··· DATA SUPPLIED
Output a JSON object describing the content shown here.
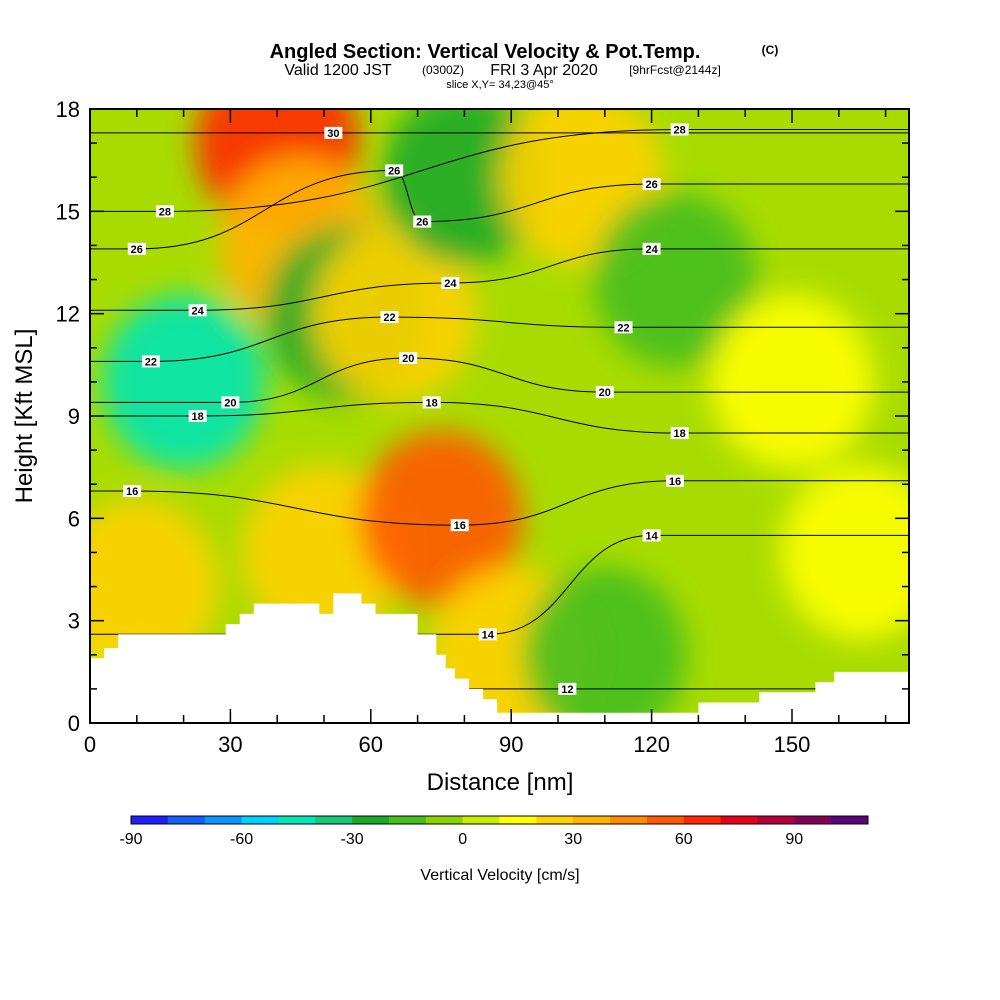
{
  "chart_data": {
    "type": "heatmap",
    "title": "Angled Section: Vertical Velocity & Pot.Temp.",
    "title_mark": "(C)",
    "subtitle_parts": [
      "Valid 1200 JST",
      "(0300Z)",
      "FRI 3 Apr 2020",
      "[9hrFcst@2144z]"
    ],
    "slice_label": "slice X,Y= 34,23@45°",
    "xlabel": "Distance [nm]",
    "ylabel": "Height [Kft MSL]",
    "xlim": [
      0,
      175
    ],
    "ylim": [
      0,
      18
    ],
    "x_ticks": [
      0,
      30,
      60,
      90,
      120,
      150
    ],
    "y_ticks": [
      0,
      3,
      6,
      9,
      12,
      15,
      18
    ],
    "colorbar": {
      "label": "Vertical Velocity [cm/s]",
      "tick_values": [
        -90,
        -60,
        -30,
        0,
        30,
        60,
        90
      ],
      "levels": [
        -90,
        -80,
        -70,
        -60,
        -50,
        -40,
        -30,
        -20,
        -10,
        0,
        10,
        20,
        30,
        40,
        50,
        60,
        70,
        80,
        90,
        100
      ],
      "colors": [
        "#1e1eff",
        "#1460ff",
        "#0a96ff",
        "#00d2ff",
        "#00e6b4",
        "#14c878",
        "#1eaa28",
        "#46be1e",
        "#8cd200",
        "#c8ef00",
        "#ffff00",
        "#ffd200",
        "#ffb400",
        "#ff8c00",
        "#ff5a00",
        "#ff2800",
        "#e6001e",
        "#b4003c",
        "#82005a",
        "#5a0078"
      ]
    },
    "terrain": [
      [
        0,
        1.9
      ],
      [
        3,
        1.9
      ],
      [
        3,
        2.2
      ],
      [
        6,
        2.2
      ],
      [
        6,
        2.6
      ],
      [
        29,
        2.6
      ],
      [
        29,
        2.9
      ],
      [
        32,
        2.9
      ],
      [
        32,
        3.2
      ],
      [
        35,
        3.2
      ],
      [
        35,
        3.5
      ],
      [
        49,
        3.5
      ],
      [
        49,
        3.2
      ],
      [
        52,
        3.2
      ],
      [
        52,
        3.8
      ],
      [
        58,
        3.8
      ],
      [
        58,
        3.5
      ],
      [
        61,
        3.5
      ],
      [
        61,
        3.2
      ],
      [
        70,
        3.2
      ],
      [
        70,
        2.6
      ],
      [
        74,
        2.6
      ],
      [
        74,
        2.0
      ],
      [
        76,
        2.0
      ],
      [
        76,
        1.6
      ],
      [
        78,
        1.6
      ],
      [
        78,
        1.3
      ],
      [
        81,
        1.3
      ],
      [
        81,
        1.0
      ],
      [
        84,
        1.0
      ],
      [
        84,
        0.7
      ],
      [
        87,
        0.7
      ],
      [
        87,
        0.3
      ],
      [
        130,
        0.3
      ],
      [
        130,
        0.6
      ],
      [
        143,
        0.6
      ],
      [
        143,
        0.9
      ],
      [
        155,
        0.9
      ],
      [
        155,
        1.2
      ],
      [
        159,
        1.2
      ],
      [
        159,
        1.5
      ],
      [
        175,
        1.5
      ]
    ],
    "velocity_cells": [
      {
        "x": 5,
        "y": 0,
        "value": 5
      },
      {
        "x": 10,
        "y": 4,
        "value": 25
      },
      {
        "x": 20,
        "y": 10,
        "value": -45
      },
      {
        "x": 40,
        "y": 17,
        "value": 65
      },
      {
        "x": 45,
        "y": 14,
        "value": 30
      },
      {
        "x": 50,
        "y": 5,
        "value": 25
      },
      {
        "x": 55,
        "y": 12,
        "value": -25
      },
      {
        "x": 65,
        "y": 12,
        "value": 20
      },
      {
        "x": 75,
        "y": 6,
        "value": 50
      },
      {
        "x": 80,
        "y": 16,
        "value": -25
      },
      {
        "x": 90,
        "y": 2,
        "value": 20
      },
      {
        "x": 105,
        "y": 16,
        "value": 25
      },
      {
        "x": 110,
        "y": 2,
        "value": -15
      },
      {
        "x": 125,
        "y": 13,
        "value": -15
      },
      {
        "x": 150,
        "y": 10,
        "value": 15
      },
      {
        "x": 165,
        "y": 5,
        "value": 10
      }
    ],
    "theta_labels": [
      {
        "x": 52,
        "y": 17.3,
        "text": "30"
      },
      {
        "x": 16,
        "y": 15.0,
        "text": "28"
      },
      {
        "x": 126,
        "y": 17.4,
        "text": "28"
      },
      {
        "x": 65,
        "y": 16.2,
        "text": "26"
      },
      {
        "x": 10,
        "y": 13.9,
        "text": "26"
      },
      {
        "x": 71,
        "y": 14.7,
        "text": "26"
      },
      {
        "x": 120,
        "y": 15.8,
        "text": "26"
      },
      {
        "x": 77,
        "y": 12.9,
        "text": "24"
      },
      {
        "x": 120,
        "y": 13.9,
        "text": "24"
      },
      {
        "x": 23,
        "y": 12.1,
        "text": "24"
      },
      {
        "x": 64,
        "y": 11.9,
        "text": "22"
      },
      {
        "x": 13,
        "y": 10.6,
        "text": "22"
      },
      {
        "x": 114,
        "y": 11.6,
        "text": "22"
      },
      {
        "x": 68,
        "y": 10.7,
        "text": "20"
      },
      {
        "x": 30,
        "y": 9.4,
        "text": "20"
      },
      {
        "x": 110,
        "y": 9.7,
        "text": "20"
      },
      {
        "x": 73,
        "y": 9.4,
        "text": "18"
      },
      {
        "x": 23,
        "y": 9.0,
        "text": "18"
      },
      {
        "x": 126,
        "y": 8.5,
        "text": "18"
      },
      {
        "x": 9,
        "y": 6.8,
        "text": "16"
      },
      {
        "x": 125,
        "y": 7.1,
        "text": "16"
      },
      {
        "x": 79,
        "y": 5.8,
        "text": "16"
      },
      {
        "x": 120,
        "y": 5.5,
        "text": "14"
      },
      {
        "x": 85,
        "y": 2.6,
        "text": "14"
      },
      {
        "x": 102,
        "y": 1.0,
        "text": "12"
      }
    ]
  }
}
······
··· DATA SUPPLIED
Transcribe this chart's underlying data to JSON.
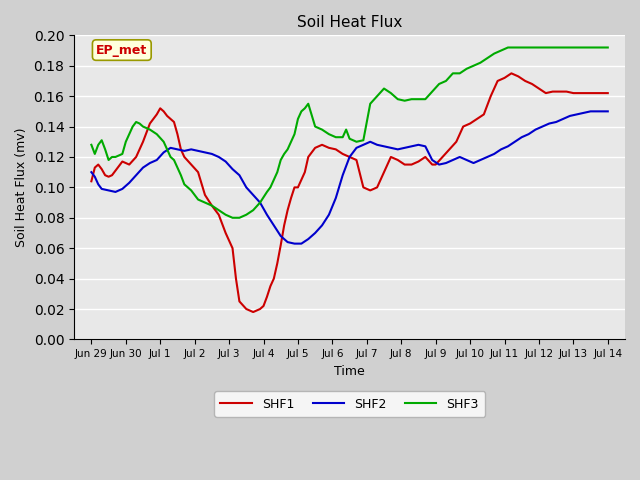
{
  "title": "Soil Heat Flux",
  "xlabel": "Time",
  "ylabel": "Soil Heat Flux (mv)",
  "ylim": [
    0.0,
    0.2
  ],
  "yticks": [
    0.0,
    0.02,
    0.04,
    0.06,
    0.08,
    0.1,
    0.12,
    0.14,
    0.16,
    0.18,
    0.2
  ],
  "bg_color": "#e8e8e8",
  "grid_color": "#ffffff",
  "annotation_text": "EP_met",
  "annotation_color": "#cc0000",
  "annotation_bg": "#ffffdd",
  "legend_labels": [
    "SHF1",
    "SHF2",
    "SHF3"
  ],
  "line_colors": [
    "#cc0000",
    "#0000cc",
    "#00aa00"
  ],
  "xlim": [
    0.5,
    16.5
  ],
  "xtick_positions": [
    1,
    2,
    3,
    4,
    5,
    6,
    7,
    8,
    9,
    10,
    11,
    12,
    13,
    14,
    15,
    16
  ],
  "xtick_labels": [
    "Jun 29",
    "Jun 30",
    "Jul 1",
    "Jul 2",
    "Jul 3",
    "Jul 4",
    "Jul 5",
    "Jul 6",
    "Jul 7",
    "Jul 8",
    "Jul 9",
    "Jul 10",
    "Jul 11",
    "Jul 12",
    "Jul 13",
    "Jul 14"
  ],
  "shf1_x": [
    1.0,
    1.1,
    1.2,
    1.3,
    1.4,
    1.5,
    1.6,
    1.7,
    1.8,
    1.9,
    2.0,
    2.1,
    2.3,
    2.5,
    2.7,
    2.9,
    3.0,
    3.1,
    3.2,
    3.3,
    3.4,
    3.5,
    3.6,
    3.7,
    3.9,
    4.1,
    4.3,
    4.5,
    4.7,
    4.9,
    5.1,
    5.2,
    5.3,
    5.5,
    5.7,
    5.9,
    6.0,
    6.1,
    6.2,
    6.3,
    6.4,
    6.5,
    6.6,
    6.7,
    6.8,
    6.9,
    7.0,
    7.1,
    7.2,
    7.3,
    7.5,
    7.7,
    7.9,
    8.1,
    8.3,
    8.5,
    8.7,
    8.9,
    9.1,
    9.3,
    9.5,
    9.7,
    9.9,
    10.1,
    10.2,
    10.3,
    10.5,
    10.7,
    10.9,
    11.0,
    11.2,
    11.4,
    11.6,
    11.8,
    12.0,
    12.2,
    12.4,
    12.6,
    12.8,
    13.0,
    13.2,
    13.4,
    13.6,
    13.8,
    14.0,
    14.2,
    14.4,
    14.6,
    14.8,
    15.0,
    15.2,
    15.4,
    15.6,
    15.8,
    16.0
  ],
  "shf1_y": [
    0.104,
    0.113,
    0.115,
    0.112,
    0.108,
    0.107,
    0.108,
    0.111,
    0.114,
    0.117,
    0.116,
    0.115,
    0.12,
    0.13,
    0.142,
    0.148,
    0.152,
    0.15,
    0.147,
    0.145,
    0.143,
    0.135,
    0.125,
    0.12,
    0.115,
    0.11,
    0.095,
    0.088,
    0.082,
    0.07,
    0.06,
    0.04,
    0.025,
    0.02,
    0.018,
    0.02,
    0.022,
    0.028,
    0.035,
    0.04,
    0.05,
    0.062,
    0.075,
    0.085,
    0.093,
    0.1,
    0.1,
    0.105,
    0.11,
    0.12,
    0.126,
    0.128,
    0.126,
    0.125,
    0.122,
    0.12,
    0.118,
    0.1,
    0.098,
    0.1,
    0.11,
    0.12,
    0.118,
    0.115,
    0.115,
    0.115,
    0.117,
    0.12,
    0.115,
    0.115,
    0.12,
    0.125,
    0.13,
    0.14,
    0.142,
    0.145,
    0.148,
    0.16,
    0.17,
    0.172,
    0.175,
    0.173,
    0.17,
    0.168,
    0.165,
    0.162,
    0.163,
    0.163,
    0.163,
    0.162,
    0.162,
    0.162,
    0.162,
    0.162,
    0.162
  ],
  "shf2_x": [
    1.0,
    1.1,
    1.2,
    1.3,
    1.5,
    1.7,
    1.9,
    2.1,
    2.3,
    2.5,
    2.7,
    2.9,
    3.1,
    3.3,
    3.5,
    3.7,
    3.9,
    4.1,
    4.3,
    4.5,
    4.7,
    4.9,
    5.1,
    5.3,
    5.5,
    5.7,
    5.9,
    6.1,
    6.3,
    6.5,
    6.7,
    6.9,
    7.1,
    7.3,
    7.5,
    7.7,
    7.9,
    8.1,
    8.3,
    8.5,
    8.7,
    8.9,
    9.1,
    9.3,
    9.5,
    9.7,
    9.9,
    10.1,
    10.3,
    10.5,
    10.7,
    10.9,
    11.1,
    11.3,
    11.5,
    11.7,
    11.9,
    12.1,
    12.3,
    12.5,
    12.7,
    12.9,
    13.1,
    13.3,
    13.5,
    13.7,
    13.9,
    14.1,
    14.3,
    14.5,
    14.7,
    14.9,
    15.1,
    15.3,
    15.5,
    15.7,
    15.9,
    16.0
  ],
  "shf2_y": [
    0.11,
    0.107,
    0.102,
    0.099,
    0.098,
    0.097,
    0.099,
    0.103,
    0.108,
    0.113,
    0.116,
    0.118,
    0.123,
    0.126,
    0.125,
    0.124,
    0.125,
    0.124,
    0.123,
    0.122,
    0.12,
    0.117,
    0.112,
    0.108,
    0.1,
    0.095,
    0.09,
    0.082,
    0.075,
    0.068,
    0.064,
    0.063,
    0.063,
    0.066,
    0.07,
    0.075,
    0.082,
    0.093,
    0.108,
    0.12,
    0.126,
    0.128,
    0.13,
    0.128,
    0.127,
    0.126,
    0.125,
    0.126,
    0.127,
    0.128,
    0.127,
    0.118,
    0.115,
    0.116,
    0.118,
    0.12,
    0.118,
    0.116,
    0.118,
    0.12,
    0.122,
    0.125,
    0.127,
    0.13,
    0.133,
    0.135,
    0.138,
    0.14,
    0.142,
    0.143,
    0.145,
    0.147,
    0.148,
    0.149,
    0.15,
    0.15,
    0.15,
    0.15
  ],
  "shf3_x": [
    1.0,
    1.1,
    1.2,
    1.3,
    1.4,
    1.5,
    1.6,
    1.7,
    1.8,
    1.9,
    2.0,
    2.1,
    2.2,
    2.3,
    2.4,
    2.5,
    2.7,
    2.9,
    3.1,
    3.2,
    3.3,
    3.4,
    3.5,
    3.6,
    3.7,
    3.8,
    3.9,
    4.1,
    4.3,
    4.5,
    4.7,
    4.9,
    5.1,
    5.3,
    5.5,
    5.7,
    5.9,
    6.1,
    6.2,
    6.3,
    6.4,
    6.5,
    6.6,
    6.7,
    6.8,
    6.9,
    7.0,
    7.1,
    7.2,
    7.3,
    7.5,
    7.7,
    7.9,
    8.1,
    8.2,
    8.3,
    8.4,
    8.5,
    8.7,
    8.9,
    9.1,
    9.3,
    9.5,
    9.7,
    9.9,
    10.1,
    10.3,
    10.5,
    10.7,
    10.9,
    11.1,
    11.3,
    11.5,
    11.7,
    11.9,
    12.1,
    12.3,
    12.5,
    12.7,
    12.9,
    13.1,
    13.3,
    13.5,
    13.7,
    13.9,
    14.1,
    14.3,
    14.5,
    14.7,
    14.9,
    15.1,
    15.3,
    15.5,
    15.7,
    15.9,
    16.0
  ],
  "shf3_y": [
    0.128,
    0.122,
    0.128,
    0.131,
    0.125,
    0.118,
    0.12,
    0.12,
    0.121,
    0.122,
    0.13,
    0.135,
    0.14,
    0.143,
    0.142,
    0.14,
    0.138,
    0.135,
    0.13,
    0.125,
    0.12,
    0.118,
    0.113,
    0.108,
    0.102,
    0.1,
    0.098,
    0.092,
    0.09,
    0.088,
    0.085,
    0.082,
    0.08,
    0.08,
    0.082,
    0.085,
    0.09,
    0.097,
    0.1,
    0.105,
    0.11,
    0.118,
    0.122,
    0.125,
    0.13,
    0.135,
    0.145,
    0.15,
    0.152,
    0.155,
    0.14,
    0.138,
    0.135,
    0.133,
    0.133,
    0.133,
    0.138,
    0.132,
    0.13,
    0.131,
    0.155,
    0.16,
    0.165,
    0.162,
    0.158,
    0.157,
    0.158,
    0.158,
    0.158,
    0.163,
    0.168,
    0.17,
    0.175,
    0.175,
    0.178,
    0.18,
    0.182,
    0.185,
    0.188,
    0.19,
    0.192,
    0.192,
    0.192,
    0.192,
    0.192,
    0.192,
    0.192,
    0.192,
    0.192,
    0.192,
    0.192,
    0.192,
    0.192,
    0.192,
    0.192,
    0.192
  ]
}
······
··· DATA SUPPLIED
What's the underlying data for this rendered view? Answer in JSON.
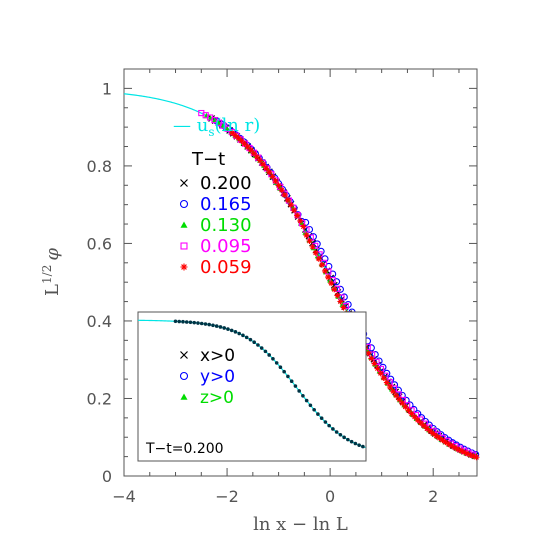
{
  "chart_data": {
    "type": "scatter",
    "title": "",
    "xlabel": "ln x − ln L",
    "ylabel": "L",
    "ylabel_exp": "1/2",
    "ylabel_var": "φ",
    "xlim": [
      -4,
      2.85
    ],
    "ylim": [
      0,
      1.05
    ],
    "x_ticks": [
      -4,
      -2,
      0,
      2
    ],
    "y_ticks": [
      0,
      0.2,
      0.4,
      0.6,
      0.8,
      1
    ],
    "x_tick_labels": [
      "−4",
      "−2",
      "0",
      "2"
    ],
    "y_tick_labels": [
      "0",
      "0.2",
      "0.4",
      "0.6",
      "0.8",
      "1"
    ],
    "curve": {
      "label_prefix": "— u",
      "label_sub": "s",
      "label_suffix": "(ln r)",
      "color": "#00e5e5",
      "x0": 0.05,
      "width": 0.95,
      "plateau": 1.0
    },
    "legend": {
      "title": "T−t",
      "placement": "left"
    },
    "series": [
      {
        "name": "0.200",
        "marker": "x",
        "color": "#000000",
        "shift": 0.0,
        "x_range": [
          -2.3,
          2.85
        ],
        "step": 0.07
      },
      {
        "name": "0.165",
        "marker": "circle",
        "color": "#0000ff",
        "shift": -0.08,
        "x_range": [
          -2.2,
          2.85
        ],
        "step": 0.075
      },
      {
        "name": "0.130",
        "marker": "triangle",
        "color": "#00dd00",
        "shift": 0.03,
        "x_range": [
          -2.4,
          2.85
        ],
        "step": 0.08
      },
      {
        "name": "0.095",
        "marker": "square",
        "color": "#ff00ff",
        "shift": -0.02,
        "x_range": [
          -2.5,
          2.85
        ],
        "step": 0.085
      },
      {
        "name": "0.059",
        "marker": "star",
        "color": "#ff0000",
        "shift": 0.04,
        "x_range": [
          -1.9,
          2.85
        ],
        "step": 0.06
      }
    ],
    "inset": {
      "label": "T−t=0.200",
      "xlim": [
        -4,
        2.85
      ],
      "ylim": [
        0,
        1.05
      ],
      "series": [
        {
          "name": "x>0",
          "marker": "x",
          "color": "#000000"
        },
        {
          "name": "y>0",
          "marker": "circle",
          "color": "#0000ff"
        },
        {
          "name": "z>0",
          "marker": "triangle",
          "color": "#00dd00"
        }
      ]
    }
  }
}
······
-- TASK STATEMENT --
Every line of the records that includes the word "Vertical" should be gathered.

-- CORRECT ANSWER --
    "title": "Angled Section: Vertical Velocity & Pot.Temp.",
      "label": "Vertical Velocity [cm/s]",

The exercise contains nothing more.